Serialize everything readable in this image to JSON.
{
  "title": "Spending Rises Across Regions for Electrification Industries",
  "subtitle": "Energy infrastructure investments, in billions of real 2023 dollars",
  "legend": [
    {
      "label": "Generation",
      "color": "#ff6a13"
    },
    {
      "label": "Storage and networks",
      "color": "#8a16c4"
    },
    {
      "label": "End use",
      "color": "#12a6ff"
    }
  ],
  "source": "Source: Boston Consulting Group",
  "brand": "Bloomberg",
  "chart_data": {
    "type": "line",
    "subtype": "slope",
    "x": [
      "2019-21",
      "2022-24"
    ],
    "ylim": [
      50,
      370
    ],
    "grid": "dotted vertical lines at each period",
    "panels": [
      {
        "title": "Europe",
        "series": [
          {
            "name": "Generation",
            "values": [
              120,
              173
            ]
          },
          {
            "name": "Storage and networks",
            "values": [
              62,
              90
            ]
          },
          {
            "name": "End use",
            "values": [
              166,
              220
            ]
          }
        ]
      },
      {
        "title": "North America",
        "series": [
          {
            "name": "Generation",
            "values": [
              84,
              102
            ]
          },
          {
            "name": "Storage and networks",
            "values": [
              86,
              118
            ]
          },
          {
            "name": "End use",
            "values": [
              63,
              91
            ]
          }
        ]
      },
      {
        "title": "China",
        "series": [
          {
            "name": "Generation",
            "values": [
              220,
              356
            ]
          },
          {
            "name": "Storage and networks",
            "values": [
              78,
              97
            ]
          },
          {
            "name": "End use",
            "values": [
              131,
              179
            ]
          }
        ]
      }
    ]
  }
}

• EXERCISE INSTRUCTIONS: Return every record above exactly as it appears.

• WRITTEN RESPONSE:
Serialize everything readable in this image to JSON.
{
  "title": "Spending Rises Across Regions for Electrification Industries",
  "subtitle": "Energy infrastructure investments, in billions of real 2023 dollars",
  "legend": [
    {
      "label": "Generation",
      "color": "#ff6a13"
    },
    {
      "label": "Storage and networks",
      "color": "#8a16c4"
    },
    {
      "label": "End use",
      "color": "#12a6ff"
    }
  ],
  "source": "Source: Boston Consulting Group",
  "brand": "Bloomberg",
  "chart_data": {
    "type": "line",
    "subtype": "slope",
    "x": [
      "2019-21",
      "2022-24"
    ],
    "ylim": [
      50,
      370
    ],
    "grid": "dotted vertical lines at each period",
    "panels": [
      {
        "title": "Europe",
        "series": [
          {
            "name": "Generation",
            "values": [
              120,
              173
            ]
          },
          {
            "name": "Storage and networks",
            "values": [
              62,
              90
            ]
          },
          {
            "name": "End use",
            "values": [
              166,
              220
            ]
          }
        ]
      },
      {
        "title": "North America",
        "series": [
          {
            "name": "Generation",
            "values": [
              84,
              102
            ]
          },
          {
            "name": "Storage and networks",
            "values": [
              86,
              118
            ]
          },
          {
            "name": "End use",
            "values": [
              63,
              91
            ]
          }
        ]
      },
      {
        "title": "China",
        "series": [
          {
            "name": "Generation",
            "values": [
              220,
              356
            ]
          },
          {
            "name": "Storage and networks",
            "values": [
              78,
              97
            ]
          },
          {
            "name": "End use",
            "values": [
              131,
              179
            ]
          }
        ]
      }
    ]
  }
}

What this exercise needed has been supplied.